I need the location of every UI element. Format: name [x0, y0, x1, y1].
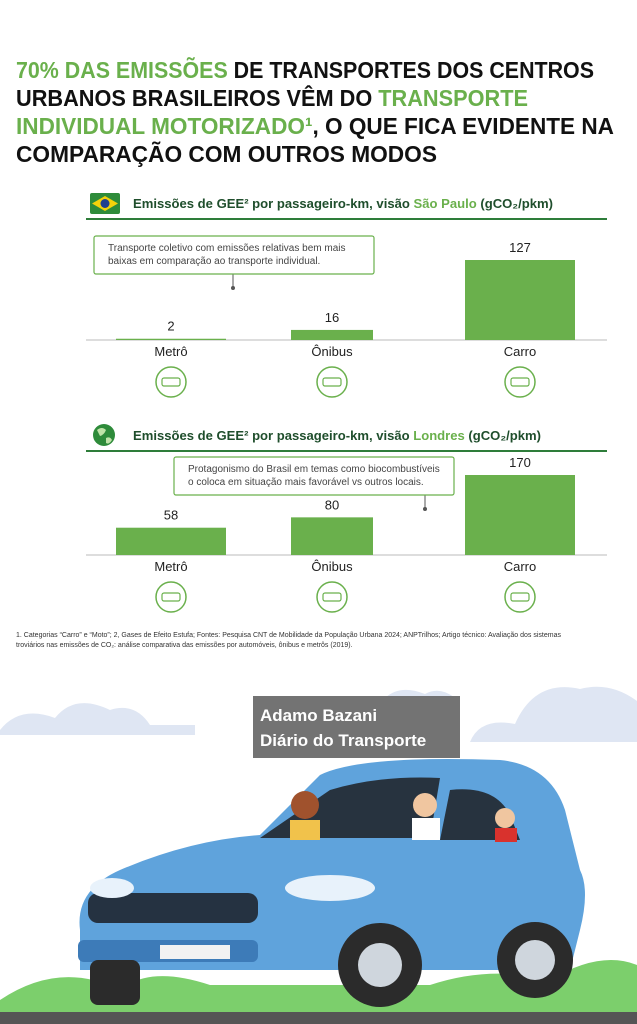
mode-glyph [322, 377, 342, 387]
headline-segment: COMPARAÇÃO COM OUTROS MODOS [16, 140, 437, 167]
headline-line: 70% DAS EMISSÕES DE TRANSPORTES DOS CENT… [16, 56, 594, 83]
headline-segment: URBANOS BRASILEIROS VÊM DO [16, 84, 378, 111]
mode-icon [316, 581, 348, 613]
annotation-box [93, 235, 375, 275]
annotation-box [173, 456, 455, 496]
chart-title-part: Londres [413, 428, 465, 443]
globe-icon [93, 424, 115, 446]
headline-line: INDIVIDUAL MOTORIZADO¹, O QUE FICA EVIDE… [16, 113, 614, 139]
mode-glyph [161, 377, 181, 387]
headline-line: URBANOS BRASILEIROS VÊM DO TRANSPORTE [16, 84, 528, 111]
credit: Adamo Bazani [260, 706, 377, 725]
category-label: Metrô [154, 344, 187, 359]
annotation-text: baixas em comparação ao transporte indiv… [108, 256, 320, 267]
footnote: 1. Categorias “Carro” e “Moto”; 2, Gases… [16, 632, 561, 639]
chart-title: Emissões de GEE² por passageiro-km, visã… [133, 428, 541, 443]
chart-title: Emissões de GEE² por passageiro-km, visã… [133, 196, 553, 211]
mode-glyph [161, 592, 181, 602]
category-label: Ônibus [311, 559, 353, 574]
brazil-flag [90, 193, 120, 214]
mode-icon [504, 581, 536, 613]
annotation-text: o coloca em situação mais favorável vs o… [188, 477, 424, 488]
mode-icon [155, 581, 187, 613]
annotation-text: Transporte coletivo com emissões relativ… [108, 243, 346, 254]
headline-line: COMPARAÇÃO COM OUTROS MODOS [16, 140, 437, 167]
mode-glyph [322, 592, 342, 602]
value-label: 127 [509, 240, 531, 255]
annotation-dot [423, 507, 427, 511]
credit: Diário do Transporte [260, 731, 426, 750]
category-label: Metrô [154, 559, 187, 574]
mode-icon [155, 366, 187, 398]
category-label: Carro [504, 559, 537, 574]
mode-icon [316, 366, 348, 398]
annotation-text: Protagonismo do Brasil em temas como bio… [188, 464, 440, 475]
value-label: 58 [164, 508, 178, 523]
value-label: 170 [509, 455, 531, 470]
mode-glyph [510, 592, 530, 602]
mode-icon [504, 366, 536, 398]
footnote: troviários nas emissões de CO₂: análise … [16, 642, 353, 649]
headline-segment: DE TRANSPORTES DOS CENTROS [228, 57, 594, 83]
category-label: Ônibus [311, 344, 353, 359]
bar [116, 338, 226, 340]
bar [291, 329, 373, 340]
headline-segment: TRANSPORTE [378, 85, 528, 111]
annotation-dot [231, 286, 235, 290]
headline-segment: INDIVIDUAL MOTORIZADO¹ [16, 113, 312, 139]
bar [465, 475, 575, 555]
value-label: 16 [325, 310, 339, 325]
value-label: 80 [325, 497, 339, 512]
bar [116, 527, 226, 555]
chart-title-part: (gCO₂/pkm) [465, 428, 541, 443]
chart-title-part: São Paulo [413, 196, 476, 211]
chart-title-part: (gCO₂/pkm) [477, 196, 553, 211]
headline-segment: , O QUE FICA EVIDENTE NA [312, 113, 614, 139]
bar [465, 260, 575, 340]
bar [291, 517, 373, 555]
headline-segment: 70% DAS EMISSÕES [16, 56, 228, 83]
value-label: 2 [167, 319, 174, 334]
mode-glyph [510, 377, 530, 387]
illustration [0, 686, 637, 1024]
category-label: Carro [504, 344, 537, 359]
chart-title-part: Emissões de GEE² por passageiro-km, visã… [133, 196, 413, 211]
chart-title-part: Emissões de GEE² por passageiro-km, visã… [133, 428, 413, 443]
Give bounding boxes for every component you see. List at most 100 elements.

----

Retype the data above line for line without altering any wording, and omit the picture from your answer.

Complete response:
I need the location of every UI element. Format: name [x0, y0, x1, y1].
mode-glyph [322, 377, 342, 387]
headline-segment: COMPARAÇÃO COM OUTROS MODOS [16, 140, 437, 167]
headline-line: 70% DAS EMISSÕES DE TRANSPORTES DOS CENT… [16, 56, 594, 83]
headline-segment: URBANOS BRASILEIROS VÊM DO [16, 84, 378, 111]
mode-icon [316, 581, 348, 613]
annotation-box [93, 235, 375, 275]
annotation-box [173, 456, 455, 496]
chart-title-part: Londres [413, 428, 465, 443]
globe-icon [93, 424, 115, 446]
headline-line: INDIVIDUAL MOTORIZADO¹, O QUE FICA EVIDE… [16, 113, 614, 139]
mode-glyph [161, 377, 181, 387]
headline-line: URBANOS BRASILEIROS VÊM DO TRANSPORTE [16, 84, 528, 111]
credit: Adamo Bazani [260, 706, 377, 725]
category-label: Metrô [154, 344, 187, 359]
annotation-text: baixas em comparação ao transporte indiv… [108, 256, 320, 267]
footnote: 1. Categorias “Carro” e “Moto”; 2, Gases… [16, 632, 561, 639]
chart-title: Emissões de GEE² por passageiro-km, visã… [133, 428, 541, 443]
chart-title: Emissões de GEE² por passageiro-km, visã… [133, 196, 553, 211]
mode-glyph [161, 592, 181, 602]
category-label: Ônibus [311, 559, 353, 574]
brazil-flag [90, 193, 120, 214]
mode-icon [504, 581, 536, 613]
annotation-text: o coloca em situação mais favorável vs o… [188, 477, 424, 488]
mode-icon [155, 581, 187, 613]
annotation-text: Transporte coletivo com emissões relativ… [108, 243, 346, 254]
headline-line: COMPARAÇÃO COM OUTROS MODOS [16, 140, 437, 167]
mode-glyph [322, 592, 342, 602]
value-label: 127 [509, 240, 531, 255]
annotation-dot [423, 507, 427, 511]
credit: Diário do Transporte [260, 731, 426, 750]
category-label: Metrô [154, 559, 187, 574]
mode-icon [155, 366, 187, 398]
category-label: Carro [504, 559, 537, 574]
mode-icon [316, 366, 348, 398]
annotation-text: Protagonismo do Brasil em temas como bio… [188, 464, 440, 475]
value-label: 58 [164, 508, 178, 523]
value-label: 170 [509, 455, 531, 470]
mode-glyph [510, 592, 530, 602]
mode-icon [504, 366, 536, 398]
footnote: troviários nas emissões de CO₂: análise … [16, 642, 353, 649]
headline-segment: DE TRANSPORTES DOS CENTROS [228, 57, 594, 83]
category-label: Ônibus [311, 344, 353, 359]
bar [116, 338, 226, 340]
bar [291, 329, 373, 340]
headline-segment: TRANSPORTE [378, 85, 528, 111]
annotation-dot [231, 286, 235, 290]
headline-segment: INDIVIDUAL MOTORIZADO¹ [16, 113, 312, 139]
bar [465, 475, 575, 555]
value-label: 16 [325, 310, 339, 325]
value-label: 80 [325, 497, 339, 512]
bar [116, 527, 226, 555]
chart-title-part: (gCO₂/pkm) [465, 428, 541, 443]
chart-title-part: São Paulo [413, 196, 476, 211]
chart-title-part: (gCO₂/pkm) [477, 196, 553, 211]
headline-segment: , O QUE FICA EVIDENTE NA [312, 113, 614, 139]
bar [465, 260, 575, 340]
bar [291, 517, 373, 555]
headline-segment: 70% DAS EMISSÕES [16, 56, 228, 83]
value-label: 2 [167, 319, 174, 334]
mode-glyph [510, 377, 530, 387]
illustration [0, 686, 637, 1024]
category-label: Carro [504, 344, 537, 359]
chart-title-part: Emissões de GEE² por passageiro-km, visã… [133, 196, 413, 211]
chart-title-part: Emissões de GEE² por passageiro-km, visã… [133, 428, 413, 443]
Give bounding boxes for every component you see. List at most 100 elements.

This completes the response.